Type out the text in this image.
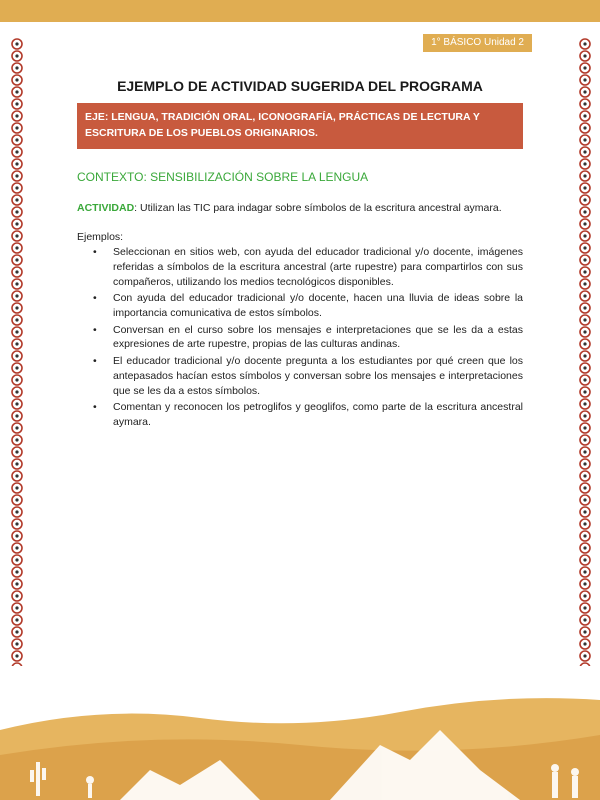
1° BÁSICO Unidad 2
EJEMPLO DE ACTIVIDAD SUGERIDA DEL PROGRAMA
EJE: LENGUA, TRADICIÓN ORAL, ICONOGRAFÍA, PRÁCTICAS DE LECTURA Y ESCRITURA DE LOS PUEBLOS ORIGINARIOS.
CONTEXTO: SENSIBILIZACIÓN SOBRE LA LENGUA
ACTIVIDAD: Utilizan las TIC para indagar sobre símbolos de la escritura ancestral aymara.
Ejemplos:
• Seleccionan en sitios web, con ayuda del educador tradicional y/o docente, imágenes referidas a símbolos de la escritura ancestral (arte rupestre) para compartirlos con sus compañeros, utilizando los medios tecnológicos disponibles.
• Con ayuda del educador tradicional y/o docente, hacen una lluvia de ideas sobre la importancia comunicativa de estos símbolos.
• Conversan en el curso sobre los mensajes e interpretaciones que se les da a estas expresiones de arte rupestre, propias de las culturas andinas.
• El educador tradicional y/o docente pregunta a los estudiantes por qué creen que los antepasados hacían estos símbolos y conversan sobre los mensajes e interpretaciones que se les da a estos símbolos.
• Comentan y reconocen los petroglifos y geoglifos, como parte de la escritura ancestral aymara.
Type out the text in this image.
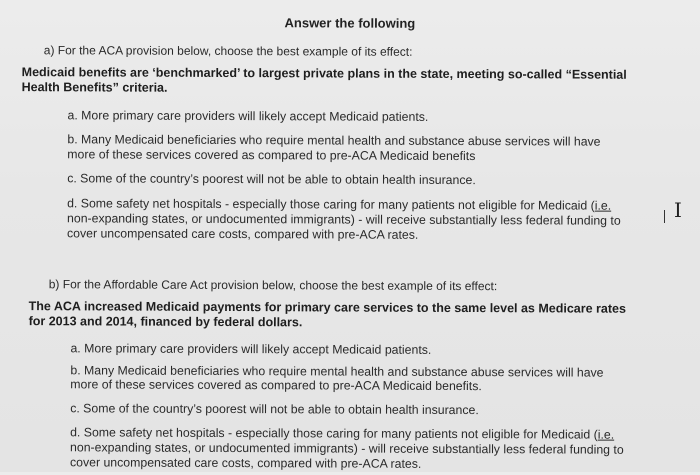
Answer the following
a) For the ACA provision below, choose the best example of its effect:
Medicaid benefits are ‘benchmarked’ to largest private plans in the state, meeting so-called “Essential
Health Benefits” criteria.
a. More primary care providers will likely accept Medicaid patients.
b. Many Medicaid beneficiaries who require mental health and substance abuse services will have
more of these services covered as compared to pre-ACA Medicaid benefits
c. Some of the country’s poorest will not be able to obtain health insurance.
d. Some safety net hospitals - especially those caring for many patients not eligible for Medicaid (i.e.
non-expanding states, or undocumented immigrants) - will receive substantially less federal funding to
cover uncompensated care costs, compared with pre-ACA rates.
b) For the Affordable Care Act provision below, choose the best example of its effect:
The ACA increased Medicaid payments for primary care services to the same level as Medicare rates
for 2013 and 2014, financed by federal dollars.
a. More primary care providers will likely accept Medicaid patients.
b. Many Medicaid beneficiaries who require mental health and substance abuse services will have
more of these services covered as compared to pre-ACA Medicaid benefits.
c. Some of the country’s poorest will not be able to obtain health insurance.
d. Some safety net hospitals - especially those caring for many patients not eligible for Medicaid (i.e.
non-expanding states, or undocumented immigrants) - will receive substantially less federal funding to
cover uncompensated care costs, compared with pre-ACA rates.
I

----------

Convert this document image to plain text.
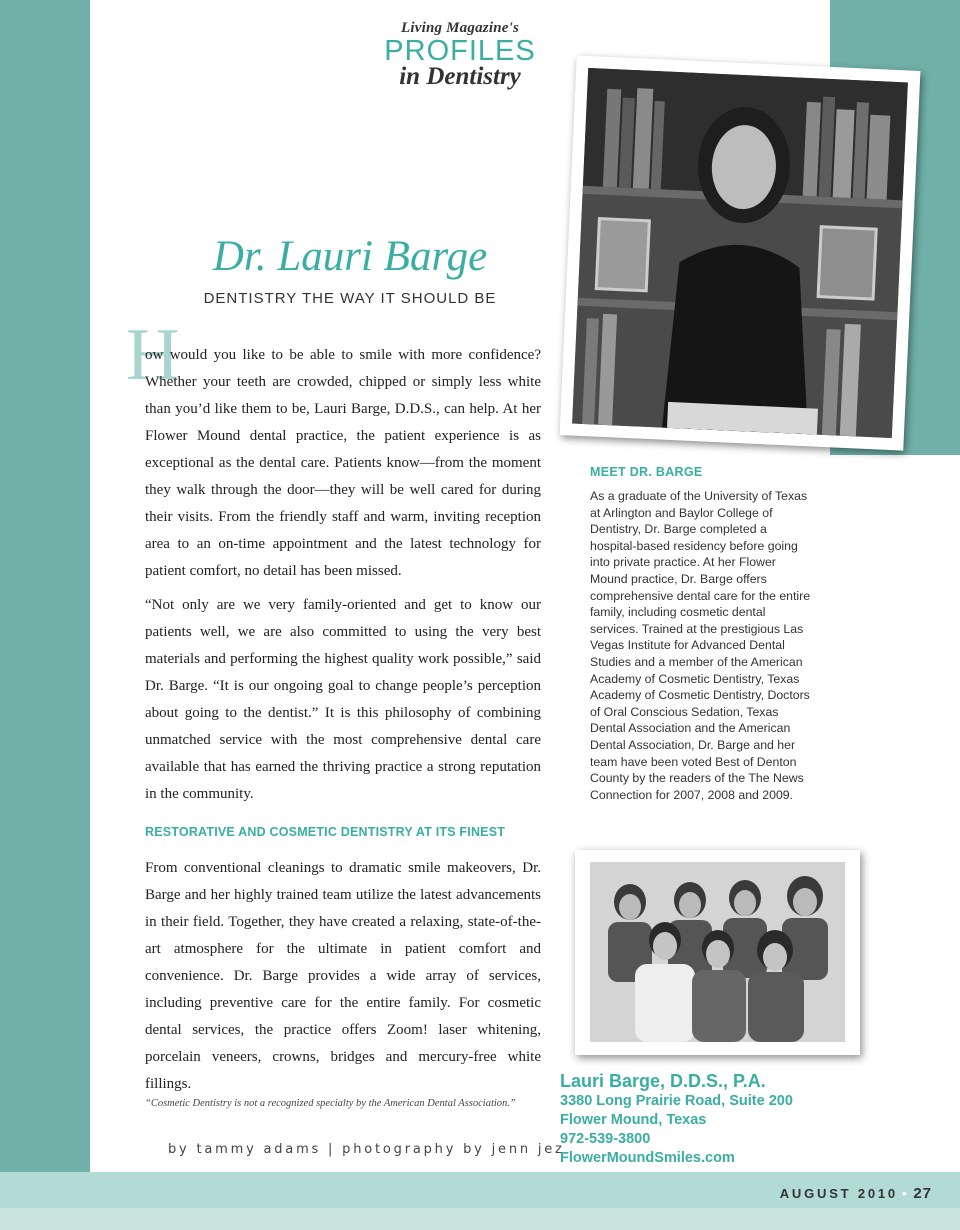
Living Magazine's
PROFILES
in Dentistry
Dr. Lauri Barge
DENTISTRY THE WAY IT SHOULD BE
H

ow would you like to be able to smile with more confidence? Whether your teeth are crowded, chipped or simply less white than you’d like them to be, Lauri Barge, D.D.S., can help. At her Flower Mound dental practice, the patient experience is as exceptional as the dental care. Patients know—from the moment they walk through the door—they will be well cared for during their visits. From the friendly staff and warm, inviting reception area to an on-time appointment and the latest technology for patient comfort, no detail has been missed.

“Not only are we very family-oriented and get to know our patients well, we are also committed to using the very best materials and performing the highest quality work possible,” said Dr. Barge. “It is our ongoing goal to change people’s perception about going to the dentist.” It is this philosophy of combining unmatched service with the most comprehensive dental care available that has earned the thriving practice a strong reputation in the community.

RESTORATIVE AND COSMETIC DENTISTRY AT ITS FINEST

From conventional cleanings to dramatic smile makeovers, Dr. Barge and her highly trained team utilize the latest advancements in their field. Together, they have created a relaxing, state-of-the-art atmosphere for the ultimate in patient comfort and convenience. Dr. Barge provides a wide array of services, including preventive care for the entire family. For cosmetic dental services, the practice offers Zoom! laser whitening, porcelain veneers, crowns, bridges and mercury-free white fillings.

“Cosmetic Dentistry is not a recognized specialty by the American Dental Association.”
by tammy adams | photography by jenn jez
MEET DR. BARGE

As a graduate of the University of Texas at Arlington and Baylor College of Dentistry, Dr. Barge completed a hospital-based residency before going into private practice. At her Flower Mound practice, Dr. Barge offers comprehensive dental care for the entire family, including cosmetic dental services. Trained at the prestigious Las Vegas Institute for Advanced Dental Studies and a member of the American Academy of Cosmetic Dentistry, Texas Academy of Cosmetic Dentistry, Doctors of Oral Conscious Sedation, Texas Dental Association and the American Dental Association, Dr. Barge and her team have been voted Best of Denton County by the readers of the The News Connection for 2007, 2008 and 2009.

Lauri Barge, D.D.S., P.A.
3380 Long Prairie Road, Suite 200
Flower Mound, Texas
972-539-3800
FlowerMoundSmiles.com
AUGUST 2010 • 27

----------

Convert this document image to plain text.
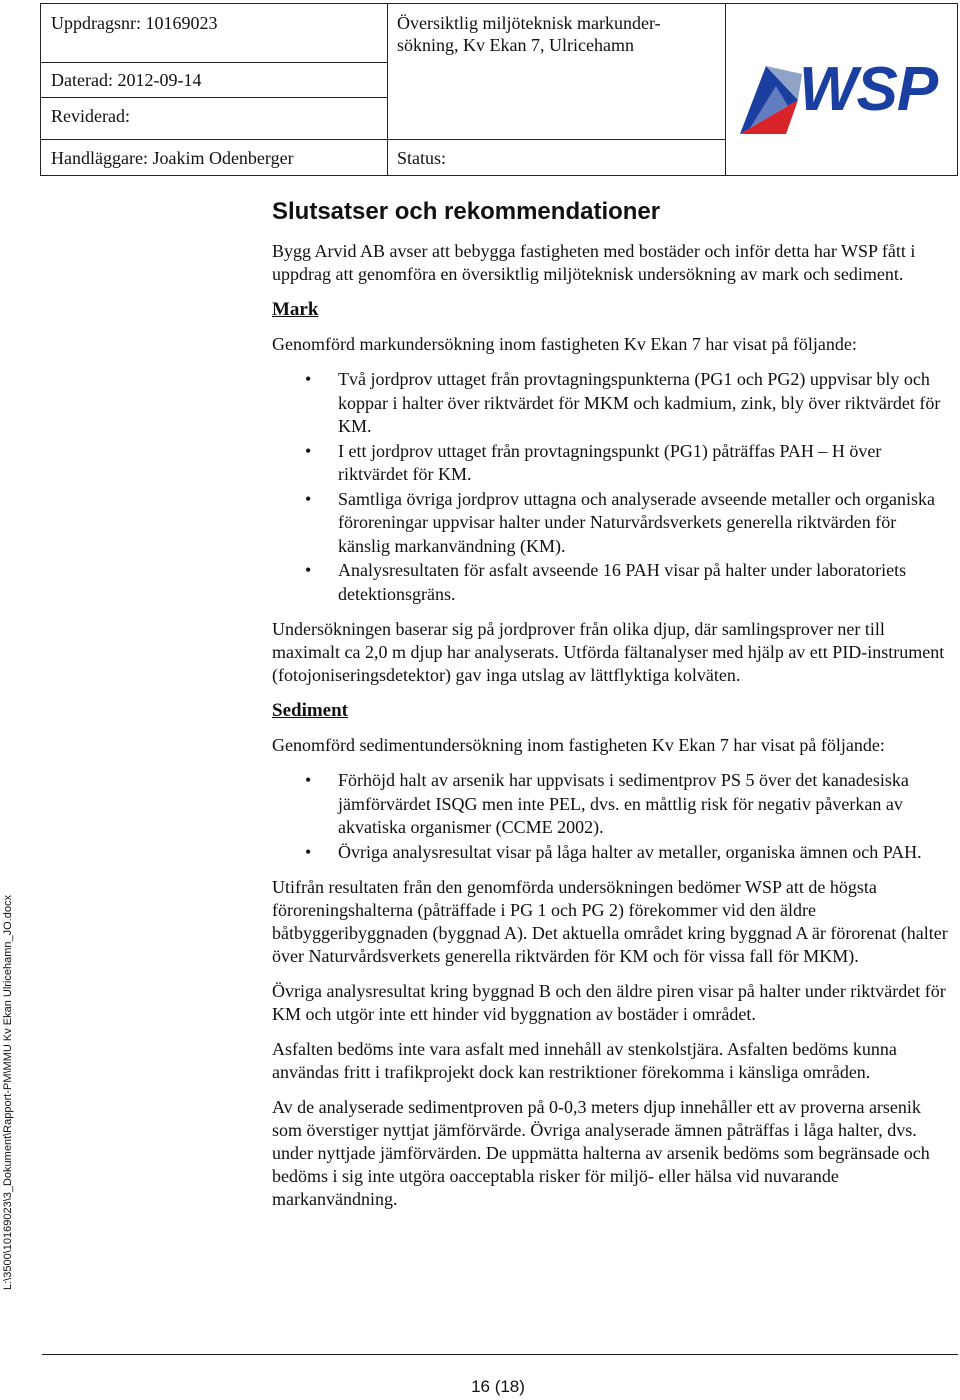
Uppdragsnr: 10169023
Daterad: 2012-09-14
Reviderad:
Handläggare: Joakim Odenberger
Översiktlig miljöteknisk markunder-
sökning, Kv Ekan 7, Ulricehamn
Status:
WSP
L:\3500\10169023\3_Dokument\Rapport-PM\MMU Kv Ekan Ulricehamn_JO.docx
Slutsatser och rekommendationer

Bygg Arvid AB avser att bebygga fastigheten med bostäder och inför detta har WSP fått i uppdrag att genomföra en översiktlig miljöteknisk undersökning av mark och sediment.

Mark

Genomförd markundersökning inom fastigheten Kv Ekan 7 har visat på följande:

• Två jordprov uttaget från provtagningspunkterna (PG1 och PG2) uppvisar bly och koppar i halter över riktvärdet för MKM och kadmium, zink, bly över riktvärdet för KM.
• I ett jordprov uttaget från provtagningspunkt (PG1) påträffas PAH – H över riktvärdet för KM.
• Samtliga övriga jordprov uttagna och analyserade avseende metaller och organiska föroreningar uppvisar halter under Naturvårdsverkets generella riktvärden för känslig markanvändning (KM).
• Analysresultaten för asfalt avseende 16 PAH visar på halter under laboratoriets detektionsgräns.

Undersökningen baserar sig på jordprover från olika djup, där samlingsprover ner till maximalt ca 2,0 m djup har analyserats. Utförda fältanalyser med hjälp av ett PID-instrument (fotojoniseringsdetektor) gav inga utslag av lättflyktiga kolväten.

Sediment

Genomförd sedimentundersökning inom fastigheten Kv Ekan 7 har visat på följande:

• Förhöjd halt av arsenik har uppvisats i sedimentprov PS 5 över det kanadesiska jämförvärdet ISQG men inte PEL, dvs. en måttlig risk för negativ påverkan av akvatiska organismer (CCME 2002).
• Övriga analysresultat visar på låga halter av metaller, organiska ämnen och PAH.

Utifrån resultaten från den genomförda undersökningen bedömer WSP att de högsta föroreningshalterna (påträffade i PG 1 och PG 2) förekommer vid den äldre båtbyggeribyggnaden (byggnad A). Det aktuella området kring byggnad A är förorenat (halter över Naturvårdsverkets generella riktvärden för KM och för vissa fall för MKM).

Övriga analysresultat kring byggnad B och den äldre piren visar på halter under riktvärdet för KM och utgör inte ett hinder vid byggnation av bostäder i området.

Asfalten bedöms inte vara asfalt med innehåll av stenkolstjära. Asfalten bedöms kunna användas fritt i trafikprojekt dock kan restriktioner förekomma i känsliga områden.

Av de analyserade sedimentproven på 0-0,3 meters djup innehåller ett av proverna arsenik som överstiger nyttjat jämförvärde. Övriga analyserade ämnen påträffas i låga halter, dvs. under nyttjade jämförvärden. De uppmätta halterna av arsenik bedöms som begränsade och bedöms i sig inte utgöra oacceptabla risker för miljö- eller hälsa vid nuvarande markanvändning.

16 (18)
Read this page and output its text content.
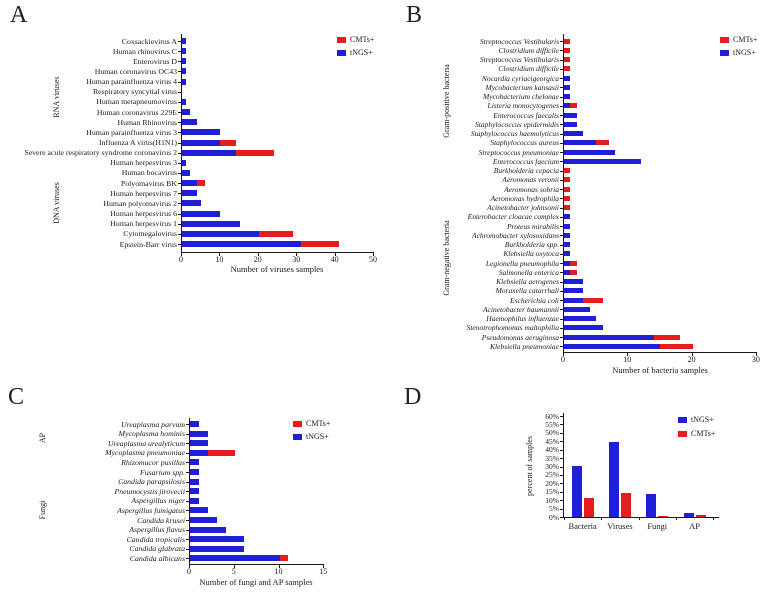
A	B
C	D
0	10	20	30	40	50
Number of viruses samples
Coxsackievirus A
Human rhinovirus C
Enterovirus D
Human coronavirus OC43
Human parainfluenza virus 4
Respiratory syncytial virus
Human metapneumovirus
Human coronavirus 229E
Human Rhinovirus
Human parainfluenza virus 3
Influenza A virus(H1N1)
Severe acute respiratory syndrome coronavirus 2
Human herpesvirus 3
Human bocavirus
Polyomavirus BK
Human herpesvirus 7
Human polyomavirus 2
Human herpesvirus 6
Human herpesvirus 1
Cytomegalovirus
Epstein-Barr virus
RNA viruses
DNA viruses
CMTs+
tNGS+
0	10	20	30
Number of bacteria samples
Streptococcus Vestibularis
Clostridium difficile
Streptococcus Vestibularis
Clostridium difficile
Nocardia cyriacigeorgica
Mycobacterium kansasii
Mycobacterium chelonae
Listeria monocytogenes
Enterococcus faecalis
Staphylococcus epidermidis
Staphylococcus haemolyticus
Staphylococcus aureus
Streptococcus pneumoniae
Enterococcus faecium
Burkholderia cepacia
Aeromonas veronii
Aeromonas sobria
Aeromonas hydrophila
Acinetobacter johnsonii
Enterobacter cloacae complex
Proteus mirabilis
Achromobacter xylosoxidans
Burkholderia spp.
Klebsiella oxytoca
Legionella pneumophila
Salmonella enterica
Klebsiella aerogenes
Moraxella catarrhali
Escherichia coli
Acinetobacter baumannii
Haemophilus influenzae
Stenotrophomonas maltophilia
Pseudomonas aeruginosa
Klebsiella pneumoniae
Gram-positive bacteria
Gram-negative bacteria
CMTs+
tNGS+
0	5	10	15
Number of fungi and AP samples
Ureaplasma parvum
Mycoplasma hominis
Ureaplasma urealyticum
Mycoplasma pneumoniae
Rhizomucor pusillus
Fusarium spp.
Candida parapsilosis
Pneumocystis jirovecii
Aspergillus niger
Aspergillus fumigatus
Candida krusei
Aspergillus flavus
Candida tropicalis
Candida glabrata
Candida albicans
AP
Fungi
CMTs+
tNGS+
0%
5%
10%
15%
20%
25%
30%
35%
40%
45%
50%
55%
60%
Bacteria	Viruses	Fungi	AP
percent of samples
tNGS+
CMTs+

----------

• [Task objective]:
Take from the listing above each line that contains the string "Klebsiella".

• [Written solution]:
Klebsiella oxytoca
Klebsiella aerogenes
Klebsiella pneumoniae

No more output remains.